◆ Stated task: Repeat the material below exactly, with no pictures.

►

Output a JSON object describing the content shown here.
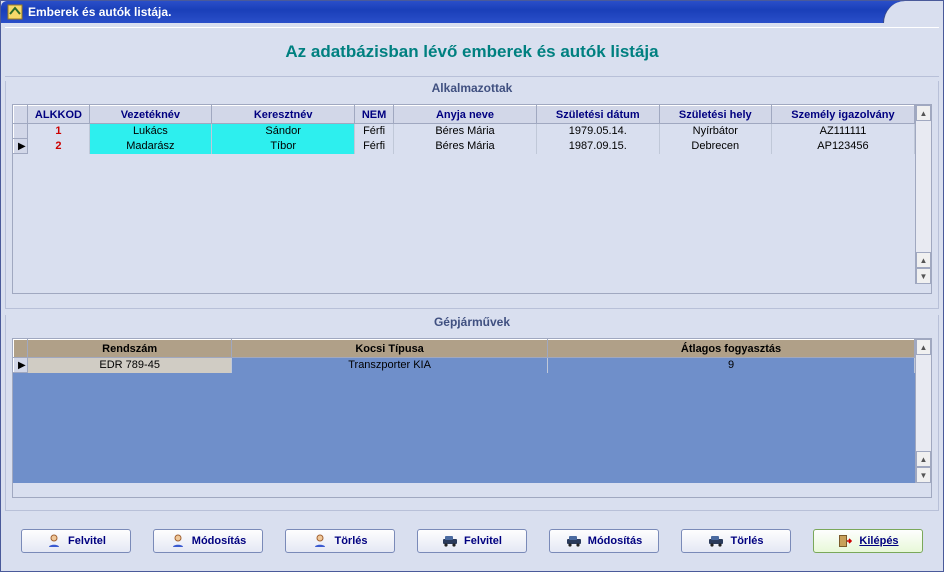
{
  "window": {
    "title": "Emberek és autók listája."
  },
  "header": {
    "main_title": "Az adatbázisban lévő emberek és autók listája"
  },
  "employees": {
    "group_label": "Alkalmazottak",
    "columns": {
      "c1": "ALKKOD",
      "c2": "Vezetéknév",
      "c3": "Keresztnév",
      "c4": "NEM",
      "c5": "Anyja neve",
      "c6": "Születési dátum",
      "c7": "Születési hely",
      "c8": "Személy igazolvány"
    },
    "rows": [
      {
        "kod": "1",
        "vez": "Lukács",
        "ker": "Sándor",
        "nem": "Férfi",
        "anya": "Béres Mária",
        "szul_d": "1979.05.14.",
        "szul_h": "Nyírbátor",
        "szig": "AZ111111"
      },
      {
        "kod": "2",
        "vez": "Madarász",
        "ker": "Tíbor",
        "nem": "Férfi",
        "anya": "Béres Mária",
        "szul_d": "1987.09.15.",
        "szul_h": "Debrecen",
        "szig": "AP123456"
      }
    ],
    "current_row_marker": "▶"
  },
  "vehicles": {
    "group_label": "Gépjárművek",
    "columns": {
      "c1": "Rendszám",
      "c2": "Kocsi Típusa",
      "c3": "Átlagos fogyasztás"
    },
    "rows": [
      {
        "rendsz": "EDR 789-45",
        "tipus": "Transzporter KIA",
        "fogy": "9"
      }
    ],
    "current_row_marker": "▶"
  },
  "buttons": {
    "emp_add": "Felvitel",
    "emp_edit": "Módosítás",
    "emp_del": "Törlés",
    "veh_add": "Felvitel",
    "veh_edit": "Módosítás",
    "veh_del": "Törlés",
    "exit": "Kilépés"
  }
}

◄

◆ Correct response:
Output a JSON object describing the content shown here.
{
  "window": {
    "title": "Emberek és autók listája."
  },
  "header": {
    "main_title": "Az adatbázisban lévő emberek és autók listája"
  },
  "employees": {
    "group_label": "Alkalmazottak",
    "columns": {
      "c1": "ALKKOD",
      "c2": "Vezetéknév",
      "c3": "Keresztnév",
      "c4": "NEM",
      "c5": "Anyja neve",
      "c6": "Születési dátum",
      "c7": "Születési hely",
      "c8": "Személy igazolvány"
    },
    "rows": [
      {
        "kod": "1",
        "vez": "Lukács",
        "ker": "Sándor",
        "nem": "Férfi",
        "anya": "Béres Mária",
        "szul_d": "1979.05.14.",
        "szul_h": "Nyírbátor",
        "szig": "AZ111111"
      },
      {
        "kod": "2",
        "vez": "Madarász",
        "ker": "Tíbor",
        "nem": "Férfi",
        "anya": "Béres Mária",
        "szul_d": "1987.09.15.",
        "szul_h": "Debrecen",
        "szig": "AP123456"
      }
    ],
    "current_row_marker": "▶"
  },
  "vehicles": {
    "group_label": "Gépjárművek",
    "columns": {
      "c1": "Rendszám",
      "c2": "Kocsi Típusa",
      "c3": "Átlagos fogyasztás"
    },
    "rows": [
      {
        "rendsz": "EDR 789-45",
        "tipus": "Transzporter KIA",
        "fogy": "9"
      }
    ],
    "current_row_marker": "▶"
  },
  "buttons": {
    "emp_add": "Felvitel",
    "emp_edit": "Módosítás",
    "emp_del": "Törlés",
    "veh_add": "Felvitel",
    "veh_edit": "Módosítás",
    "veh_del": "Törlés",
    "exit": "Kilépés"
  }
}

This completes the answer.